Send back all the data below, exactly as given.

— Begin Material for this task —

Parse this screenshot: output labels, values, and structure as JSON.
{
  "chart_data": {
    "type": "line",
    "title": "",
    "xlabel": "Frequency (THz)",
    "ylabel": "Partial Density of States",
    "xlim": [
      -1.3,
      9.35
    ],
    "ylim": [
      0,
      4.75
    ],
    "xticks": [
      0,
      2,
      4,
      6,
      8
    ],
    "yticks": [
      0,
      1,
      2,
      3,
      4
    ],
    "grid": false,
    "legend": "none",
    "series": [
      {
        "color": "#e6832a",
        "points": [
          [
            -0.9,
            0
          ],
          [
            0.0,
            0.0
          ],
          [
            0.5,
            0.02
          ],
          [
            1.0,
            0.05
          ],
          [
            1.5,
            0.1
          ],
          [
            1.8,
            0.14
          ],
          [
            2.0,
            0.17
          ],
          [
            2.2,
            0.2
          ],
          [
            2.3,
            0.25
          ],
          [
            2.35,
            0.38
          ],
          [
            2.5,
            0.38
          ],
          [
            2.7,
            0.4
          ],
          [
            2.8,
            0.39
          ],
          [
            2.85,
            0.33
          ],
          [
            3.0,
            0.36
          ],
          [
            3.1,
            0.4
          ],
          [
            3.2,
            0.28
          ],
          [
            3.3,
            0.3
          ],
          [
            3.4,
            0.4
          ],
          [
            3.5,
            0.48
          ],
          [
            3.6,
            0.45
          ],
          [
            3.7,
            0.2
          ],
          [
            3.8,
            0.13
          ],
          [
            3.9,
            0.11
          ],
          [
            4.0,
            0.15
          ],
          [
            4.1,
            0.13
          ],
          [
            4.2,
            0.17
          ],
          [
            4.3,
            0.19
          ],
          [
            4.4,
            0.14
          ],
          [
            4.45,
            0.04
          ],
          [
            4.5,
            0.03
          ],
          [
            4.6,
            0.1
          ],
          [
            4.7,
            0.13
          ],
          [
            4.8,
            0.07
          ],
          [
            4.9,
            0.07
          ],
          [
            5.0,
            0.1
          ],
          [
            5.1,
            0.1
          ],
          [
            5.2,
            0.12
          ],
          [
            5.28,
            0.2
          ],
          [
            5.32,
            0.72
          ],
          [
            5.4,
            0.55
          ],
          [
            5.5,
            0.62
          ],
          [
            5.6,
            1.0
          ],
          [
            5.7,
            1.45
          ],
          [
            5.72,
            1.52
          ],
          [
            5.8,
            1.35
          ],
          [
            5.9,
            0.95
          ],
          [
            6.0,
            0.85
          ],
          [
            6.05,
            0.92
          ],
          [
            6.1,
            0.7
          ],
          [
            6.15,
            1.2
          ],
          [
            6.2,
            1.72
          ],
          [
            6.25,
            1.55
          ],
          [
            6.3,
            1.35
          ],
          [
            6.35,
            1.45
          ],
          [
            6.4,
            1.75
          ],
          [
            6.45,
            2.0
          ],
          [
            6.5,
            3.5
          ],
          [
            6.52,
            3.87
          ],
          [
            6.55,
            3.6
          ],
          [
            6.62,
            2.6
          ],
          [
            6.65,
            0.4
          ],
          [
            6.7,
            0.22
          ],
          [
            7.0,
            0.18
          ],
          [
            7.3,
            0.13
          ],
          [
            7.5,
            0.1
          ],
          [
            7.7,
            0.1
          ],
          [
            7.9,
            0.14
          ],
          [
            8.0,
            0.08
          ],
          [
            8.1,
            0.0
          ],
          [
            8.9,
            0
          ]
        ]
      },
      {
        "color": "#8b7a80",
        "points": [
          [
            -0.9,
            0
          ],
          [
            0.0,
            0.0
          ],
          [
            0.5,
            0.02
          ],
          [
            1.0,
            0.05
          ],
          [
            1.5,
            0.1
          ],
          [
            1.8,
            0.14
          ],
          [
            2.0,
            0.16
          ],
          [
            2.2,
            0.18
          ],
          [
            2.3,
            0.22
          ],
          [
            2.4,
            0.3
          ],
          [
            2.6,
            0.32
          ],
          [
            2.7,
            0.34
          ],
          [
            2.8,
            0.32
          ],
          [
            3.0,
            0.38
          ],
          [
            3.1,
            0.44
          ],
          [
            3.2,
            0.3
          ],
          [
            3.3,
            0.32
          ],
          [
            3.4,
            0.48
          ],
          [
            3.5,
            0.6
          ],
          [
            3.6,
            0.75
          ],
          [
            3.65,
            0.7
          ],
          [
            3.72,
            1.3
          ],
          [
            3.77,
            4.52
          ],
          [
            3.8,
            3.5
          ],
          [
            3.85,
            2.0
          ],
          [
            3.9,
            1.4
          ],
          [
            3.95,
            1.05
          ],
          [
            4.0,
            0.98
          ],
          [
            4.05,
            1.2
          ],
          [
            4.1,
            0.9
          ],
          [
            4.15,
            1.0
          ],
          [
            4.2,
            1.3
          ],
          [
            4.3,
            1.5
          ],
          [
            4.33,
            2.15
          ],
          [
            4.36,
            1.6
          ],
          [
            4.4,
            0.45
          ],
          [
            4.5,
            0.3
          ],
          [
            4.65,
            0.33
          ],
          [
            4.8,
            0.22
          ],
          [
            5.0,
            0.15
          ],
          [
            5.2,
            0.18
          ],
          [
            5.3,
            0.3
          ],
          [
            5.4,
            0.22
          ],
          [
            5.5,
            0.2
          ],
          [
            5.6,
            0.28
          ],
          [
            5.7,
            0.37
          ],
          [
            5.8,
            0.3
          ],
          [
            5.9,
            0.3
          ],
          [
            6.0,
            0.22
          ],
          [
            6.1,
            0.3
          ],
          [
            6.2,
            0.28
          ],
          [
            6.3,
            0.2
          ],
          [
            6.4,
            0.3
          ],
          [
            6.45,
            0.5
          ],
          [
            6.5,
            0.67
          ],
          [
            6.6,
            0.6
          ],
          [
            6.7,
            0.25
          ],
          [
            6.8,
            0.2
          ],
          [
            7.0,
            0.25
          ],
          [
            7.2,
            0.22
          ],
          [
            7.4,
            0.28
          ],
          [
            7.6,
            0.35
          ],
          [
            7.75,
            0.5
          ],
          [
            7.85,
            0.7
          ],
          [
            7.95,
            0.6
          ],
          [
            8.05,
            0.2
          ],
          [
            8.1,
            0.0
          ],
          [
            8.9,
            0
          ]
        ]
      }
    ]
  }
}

— End Material for this task —

### Exercise solution
Parse this screenshot: output labels, values, and structure as JSON.
{
  "chart_data": {
    "type": "line",
    "title": "",
    "xlabel": "Frequency (THz)",
    "ylabel": "Partial Density of States",
    "xlim": [
      -1.3,
      9.35
    ],
    "ylim": [
      0,
      4.75
    ],
    "xticks": [
      0,
      2,
      4,
      6,
      8
    ],
    "yticks": [
      0,
      1,
      2,
      3,
      4
    ],
    "grid": false,
    "legend": "none",
    "series": [
      {
        "color": "#e6832a",
        "points": [
          [
            -0.9,
            0
          ],
          [
            0.0,
            0.0
          ],
          [
            0.5,
            0.02
          ],
          [
            1.0,
            0.05
          ],
          [
            1.5,
            0.1
          ],
          [
            1.8,
            0.14
          ],
          [
            2.0,
            0.17
          ],
          [
            2.2,
            0.2
          ],
          [
            2.3,
            0.25
          ],
          [
            2.35,
            0.38
          ],
          [
            2.5,
            0.38
          ],
          [
            2.7,
            0.4
          ],
          [
            2.8,
            0.39
          ],
          [
            2.85,
            0.33
          ],
          [
            3.0,
            0.36
          ],
          [
            3.1,
            0.4
          ],
          [
            3.2,
            0.28
          ],
          [
            3.3,
            0.3
          ],
          [
            3.4,
            0.4
          ],
          [
            3.5,
            0.48
          ],
          [
            3.6,
            0.45
          ],
          [
            3.7,
            0.2
          ],
          [
            3.8,
            0.13
          ],
          [
            3.9,
            0.11
          ],
          [
            4.0,
            0.15
          ],
          [
            4.1,
            0.13
          ],
          [
            4.2,
            0.17
          ],
          [
            4.3,
            0.19
          ],
          [
            4.4,
            0.14
          ],
          [
            4.45,
            0.04
          ],
          [
            4.5,
            0.03
          ],
          [
            4.6,
            0.1
          ],
          [
            4.7,
            0.13
          ],
          [
            4.8,
            0.07
          ],
          [
            4.9,
            0.07
          ],
          [
            5.0,
            0.1
          ],
          [
            5.1,
            0.1
          ],
          [
            5.2,
            0.12
          ],
          [
            5.28,
            0.2
          ],
          [
            5.32,
            0.72
          ],
          [
            5.4,
            0.55
          ],
          [
            5.5,
            0.62
          ],
          [
            5.6,
            1.0
          ],
          [
            5.7,
            1.45
          ],
          [
            5.72,
            1.52
          ],
          [
            5.8,
            1.35
          ],
          [
            5.9,
            0.95
          ],
          [
            6.0,
            0.85
          ],
          [
            6.05,
            0.92
          ],
          [
            6.1,
            0.7
          ],
          [
            6.15,
            1.2
          ],
          [
            6.2,
            1.72
          ],
          [
            6.25,
            1.55
          ],
          [
            6.3,
            1.35
          ],
          [
            6.35,
            1.45
          ],
          [
            6.4,
            1.75
          ],
          [
            6.45,
            2.0
          ],
          [
            6.5,
            3.5
          ],
          [
            6.52,
            3.87
          ],
          [
            6.55,
            3.6
          ],
          [
            6.62,
            2.6
          ],
          [
            6.65,
            0.4
          ],
          [
            6.7,
            0.22
          ],
          [
            7.0,
            0.18
          ],
          [
            7.3,
            0.13
          ],
          [
            7.5,
            0.1
          ],
          [
            7.7,
            0.1
          ],
          [
            7.9,
            0.14
          ],
          [
            8.0,
            0.08
          ],
          [
            8.1,
            0.0
          ],
          [
            8.9,
            0
          ]
        ]
      },
      {
        "color": "#8b7a80",
        "points": [
          [
            -0.9,
            0
          ],
          [
            0.0,
            0.0
          ],
          [
            0.5,
            0.02
          ],
          [
            1.0,
            0.05
          ],
          [
            1.5,
            0.1
          ],
          [
            1.8,
            0.14
          ],
          [
            2.0,
            0.16
          ],
          [
            2.2,
            0.18
          ],
          [
            2.3,
            0.22
          ],
          [
            2.4,
            0.3
          ],
          [
            2.6,
            0.32
          ],
          [
            2.7,
            0.34
          ],
          [
            2.8,
            0.32
          ],
          [
            3.0,
            0.38
          ],
          [
            3.1,
            0.44
          ],
          [
            3.2,
            0.3
          ],
          [
            3.3,
            0.32
          ],
          [
            3.4,
            0.48
          ],
          [
            3.5,
            0.6
          ],
          [
            3.6,
            0.75
          ],
          [
            3.65,
            0.7
          ],
          [
            3.72,
            1.3
          ],
          [
            3.77,
            4.52
          ],
          [
            3.8,
            3.5
          ],
          [
            3.85,
            2.0
          ],
          [
            3.9,
            1.4
          ],
          [
            3.95,
            1.05
          ],
          [
            4.0,
            0.98
          ],
          [
            4.05,
            1.2
          ],
          [
            4.1,
            0.9
          ],
          [
            4.15,
            1.0
          ],
          [
            4.2,
            1.3
          ],
          [
            4.3,
            1.5
          ],
          [
            4.33,
            2.15
          ],
          [
            4.36,
            1.6
          ],
          [
            4.4,
            0.45
          ],
          [
            4.5,
            0.3
          ],
          [
            4.65,
            0.33
          ],
          [
            4.8,
            0.22
          ],
          [
            5.0,
            0.15
          ],
          [
            5.2,
            0.18
          ],
          [
            5.3,
            0.3
          ],
          [
            5.4,
            0.22
          ],
          [
            5.5,
            0.2
          ],
          [
            5.6,
            0.28
          ],
          [
            5.7,
            0.37
          ],
          [
            5.8,
            0.3
          ],
          [
            5.9,
            0.3
          ],
          [
            6.0,
            0.22
          ],
          [
            6.1,
            0.3
          ],
          [
            6.2,
            0.28
          ],
          [
            6.3,
            0.2
          ],
          [
            6.4,
            0.3
          ],
          [
            6.45,
            0.5
          ],
          [
            6.5,
            0.67
          ],
          [
            6.6,
            0.6
          ],
          [
            6.7,
            0.25
          ],
          [
            6.8,
            0.2
          ],
          [
            7.0,
            0.25
          ],
          [
            7.2,
            0.22
          ],
          [
            7.4,
            0.28
          ],
          [
            7.6,
            0.35
          ],
          [
            7.75,
            0.5
          ],
          [
            7.85,
            0.7
          ],
          [
            7.95,
            0.6
          ],
          [
            8.05,
            0.2
          ],
          [
            8.1,
            0.0
          ],
          [
            8.9,
            0
          ]
        ]
      }
    ]
  }
}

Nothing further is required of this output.